• [Challenge] Reproduce all entries precisely as they are written.

Figure dataset records:
# # # #

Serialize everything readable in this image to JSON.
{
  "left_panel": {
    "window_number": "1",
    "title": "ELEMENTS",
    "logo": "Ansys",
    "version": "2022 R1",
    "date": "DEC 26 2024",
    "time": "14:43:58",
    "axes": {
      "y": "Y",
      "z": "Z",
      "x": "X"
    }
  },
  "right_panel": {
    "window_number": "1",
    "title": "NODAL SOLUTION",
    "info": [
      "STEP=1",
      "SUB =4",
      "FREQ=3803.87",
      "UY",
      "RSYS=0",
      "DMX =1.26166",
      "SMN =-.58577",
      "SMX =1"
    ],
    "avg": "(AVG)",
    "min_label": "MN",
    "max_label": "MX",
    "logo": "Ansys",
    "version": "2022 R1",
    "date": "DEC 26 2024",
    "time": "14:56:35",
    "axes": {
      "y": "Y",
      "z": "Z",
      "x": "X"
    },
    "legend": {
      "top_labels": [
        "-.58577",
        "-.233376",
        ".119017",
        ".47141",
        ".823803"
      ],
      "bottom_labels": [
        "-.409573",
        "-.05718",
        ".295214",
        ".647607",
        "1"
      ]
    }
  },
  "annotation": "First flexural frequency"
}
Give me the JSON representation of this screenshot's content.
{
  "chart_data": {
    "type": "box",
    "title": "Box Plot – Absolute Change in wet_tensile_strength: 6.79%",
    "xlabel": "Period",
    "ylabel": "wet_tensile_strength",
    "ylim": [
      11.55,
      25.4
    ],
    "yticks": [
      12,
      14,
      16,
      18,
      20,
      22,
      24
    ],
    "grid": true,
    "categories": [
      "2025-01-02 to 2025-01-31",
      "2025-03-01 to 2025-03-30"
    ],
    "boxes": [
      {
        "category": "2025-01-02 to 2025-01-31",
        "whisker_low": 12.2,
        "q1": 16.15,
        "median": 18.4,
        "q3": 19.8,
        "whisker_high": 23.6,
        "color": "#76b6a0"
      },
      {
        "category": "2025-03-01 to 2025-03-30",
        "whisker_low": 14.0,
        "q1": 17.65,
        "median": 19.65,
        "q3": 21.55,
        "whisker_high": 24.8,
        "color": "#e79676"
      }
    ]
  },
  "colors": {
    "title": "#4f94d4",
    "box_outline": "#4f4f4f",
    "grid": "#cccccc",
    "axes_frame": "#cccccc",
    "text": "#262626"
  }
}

# # # #

• [Reply]
Serialize everything readable in this image to JSON.
{
  "left_panel": {
    "window_number": "1",
    "title": "ELEMENTS",
    "logo": "Ansys",
    "version": "2022 R1",
    "date": "DEC 26 2024",
    "time": "14:43:58",
    "axes": {
      "y": "Y",
      "z": "Z",
      "x": "X"
    }
  },
  "right_panel": {
    "window_number": "1",
    "title": "NODAL SOLUTION",
    "info": [
      "STEP=1",
      "SUB =4",
      "FREQ=3803.87",
      "UY",
      "RSYS=0",
      "DMX =1.26166",
      "SMN =-.58577",
      "SMX =1"
    ],
    "avg": "(AVG)",
    "min_label": "MN",
    "max_label": "MX",
    "logo": "Ansys",
    "version": "2022 R1",
    "date": "DEC 26 2024",
    "time": "14:56:35",
    "axes": {
      "y": "Y",
      "z": "Z",
      "x": "X"
    },
    "legend": {
      "top_labels": [
        "-.58577",
        "-.233376",
        ".119017",
        ".47141",
        ".823803"
      ],
      "bottom_labels": [
        "-.409573",
        "-.05718",
        ".295214",
        ".647607",
        "1"
      ]
    }
  },
  "annotation": "First flexural frequency"
}
Give me the JSON representation of this screenshot's content.
{
  "chart_data": {
    "type": "box",
    "title": "Box Plot – Absolute Change in wet_tensile_strength: 6.79%",
    "xlabel": "Period",
    "ylabel": "wet_tensile_strength",
    "ylim": [
      11.55,
      25.4
    ],
    "yticks": [
      12,
      14,
      16,
      18,
      20,
      22,
      24
    ],
    "grid": true,
    "categories": [
      "2025-01-02 to 2025-01-31",
      "2025-03-01 to 2025-03-30"
    ],
    "boxes": [
      {
        "category": "2025-01-02 to 2025-01-31",
        "whisker_low": 12.2,
        "q1": 16.15,
        "median": 18.4,
        "q3": 19.8,
        "whisker_high": 23.6,
        "color": "#76b6a0"
      },
      {
        "category": "2025-03-01 to 2025-03-30",
        "whisker_low": 14.0,
        "q1": 17.65,
        "median": 19.65,
        "q3": 21.55,
        "whisker_high": 24.8,
        "color": "#e79676"
      }
    ]
  },
  "colors": {
    "title": "#4f94d4",
    "box_outline": "#4f4f4f",
    "grid": "#cccccc",
    "axes_frame": "#cccccc",
    "text": "#262626"
  }
}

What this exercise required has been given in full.